## start Given records

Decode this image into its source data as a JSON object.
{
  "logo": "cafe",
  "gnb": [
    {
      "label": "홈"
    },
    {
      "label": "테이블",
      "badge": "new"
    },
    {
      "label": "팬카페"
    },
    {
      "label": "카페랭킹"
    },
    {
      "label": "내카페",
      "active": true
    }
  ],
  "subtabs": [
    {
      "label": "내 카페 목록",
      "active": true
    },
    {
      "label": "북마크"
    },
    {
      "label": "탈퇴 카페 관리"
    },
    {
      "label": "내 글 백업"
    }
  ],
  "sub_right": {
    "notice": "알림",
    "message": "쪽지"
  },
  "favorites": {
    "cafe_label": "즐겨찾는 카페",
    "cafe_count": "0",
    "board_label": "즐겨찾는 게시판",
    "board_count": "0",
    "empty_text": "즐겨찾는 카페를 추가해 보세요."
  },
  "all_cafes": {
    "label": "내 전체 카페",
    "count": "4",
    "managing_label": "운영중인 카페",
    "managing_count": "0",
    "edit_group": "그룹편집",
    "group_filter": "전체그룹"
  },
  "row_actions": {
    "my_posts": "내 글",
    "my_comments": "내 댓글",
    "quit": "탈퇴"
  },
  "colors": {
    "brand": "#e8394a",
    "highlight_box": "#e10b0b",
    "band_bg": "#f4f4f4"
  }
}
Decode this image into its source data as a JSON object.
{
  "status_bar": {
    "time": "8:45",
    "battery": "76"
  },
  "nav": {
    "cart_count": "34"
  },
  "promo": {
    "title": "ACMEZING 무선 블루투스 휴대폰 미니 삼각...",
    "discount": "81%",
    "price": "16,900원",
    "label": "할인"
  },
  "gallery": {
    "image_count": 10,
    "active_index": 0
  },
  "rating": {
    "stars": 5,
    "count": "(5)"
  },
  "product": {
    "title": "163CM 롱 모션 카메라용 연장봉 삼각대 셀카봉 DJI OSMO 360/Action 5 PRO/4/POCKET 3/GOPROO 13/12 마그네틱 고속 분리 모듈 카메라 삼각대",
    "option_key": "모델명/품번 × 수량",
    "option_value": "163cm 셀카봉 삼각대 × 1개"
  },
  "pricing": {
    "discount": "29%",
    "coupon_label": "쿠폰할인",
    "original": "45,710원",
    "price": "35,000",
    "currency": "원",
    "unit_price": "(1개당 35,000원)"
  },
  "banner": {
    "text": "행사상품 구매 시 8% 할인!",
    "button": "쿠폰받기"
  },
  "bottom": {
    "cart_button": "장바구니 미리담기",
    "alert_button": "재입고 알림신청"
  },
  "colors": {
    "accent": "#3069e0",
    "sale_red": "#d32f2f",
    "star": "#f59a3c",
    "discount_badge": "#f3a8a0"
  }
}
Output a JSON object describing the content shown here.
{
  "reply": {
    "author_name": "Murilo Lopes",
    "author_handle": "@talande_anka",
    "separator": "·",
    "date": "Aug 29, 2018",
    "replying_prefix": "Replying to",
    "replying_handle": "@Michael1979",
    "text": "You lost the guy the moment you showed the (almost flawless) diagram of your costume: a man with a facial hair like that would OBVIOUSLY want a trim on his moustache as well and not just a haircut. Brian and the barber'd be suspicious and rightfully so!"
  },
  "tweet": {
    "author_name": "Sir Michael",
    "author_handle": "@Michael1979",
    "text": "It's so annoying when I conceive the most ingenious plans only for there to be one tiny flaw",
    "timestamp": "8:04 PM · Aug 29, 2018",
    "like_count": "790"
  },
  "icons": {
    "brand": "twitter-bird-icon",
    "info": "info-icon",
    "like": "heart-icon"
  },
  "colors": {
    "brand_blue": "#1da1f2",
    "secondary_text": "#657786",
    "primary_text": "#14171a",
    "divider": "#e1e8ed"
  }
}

## end Given records

- _What needs to be done_
Set down every record above exactly as given.

- _Result for this exercise_
Decode this image into its source data as a JSON object.
{
  "logo": "cafe",
  "gnb": [
    {
      "label": "홈"
    },
    {
      "label": "테이블",
      "badge": "new"
    },
    {
      "label": "팬카페"
    },
    {
      "label": "카페랭킹"
    },
    {
      "label": "내카페",
      "active": true
    }
  ],
  "subtabs": [
    {
      "label": "내 카페 목록",
      "active": true
    },
    {
      "label": "북마크"
    },
    {
      "label": "탈퇴 카페 관리"
    },
    {
      "label": "내 글 백업"
    }
  ],
  "sub_right": {
    "notice": "알림",
    "message": "쪽지"
  },
  "favorites": {
    "cafe_label": "즐겨찾는 카페",
    "cafe_count": "0",
    "board_label": "즐겨찾는 게시판",
    "board_count": "0",
    "empty_text": "즐겨찾는 카페를 추가해 보세요."
  },
  "all_cafes": {
    "label": "내 전체 카페",
    "count": "4",
    "managing_label": "운영중인 카페",
    "managing_count": "0",
    "edit_group": "그룹편집",
    "group_filter": "전체그룹"
  },
  "row_actions": {
    "my_posts": "내 글",
    "my_comments": "내 댓글",
    "quit": "탈퇴"
  },
  "colors": {
    "brand": "#e8394a",
    "highlight_box": "#e10b0b",
    "band_bg": "#f4f4f4"
  }
}
Decode this image into its source data as a JSON object.
{
  "status_bar": {
    "time": "8:45",
    "battery": "76"
  },
  "nav": {
    "cart_count": "34"
  },
  "promo": {
    "title": "ACMEZING 무선 블루투스 휴대폰 미니 삼각...",
    "discount": "81%",
    "price": "16,900원",
    "label": "할인"
  },
  "gallery": {
    "image_count": 10,
    "active_index": 0
  },
  "rating": {
    "stars": 5,
    "count": "(5)"
  },
  "product": {
    "title": "163CM 롱 모션 카메라용 연장봉 삼각대 셀카봉 DJI OSMO 360/Action 5 PRO/4/POCKET 3/GOPROO 13/12 마그네틱 고속 분리 모듈 카메라 삼각대",
    "option_key": "모델명/품번 × 수량",
    "option_value": "163cm 셀카봉 삼각대 × 1개"
  },
  "pricing": {
    "discount": "29%",
    "coupon_label": "쿠폰할인",
    "original": "45,710원",
    "price": "35,000",
    "currency": "원",
    "unit_price": "(1개당 35,000원)"
  },
  "banner": {
    "text": "행사상품 구매 시 8% 할인!",
    "button": "쿠폰받기"
  },
  "bottom": {
    "cart_button": "장바구니 미리담기",
    "alert_button": "재입고 알림신청"
  },
  "colors": {
    "accent": "#3069e0",
    "sale_red": "#d32f2f",
    "star": "#f59a3c",
    "discount_badge": "#f3a8a0"
  }
}
Output a JSON object describing the content shown here.
{
  "reply": {
    "author_name": "Murilo Lopes",
    "author_handle": "@talande_anka",
    "separator": "·",
    "date": "Aug 29, 2018",
    "replying_prefix": "Replying to",
    "replying_handle": "@Michael1979",
    "text": "You lost the guy the moment you showed the (almost flawless) diagram of your costume: a man with a facial hair like that would OBVIOUSLY want a trim on his moustache as well and not just a haircut. Brian and the barber'd be suspicious and rightfully so!"
  },
  "tweet": {
    "author_name": "Sir Michael",
    "author_handle": "@Michael1979",
    "text": "It's so annoying when I conceive the most ingenious plans only for there to be one tiny flaw",
    "timestamp": "8:04 PM · Aug 29, 2018",
    "like_count": "790"
  },
  "icons": {
    "brand": "twitter-bird-icon",
    "info": "info-icon",
    "like": "heart-icon"
  },
  "colors": {
    "brand_blue": "#1da1f2",
    "secondary_text": "#657786",
    "primary_text": "#14171a",
    "divider": "#e1e8ed"
  }
}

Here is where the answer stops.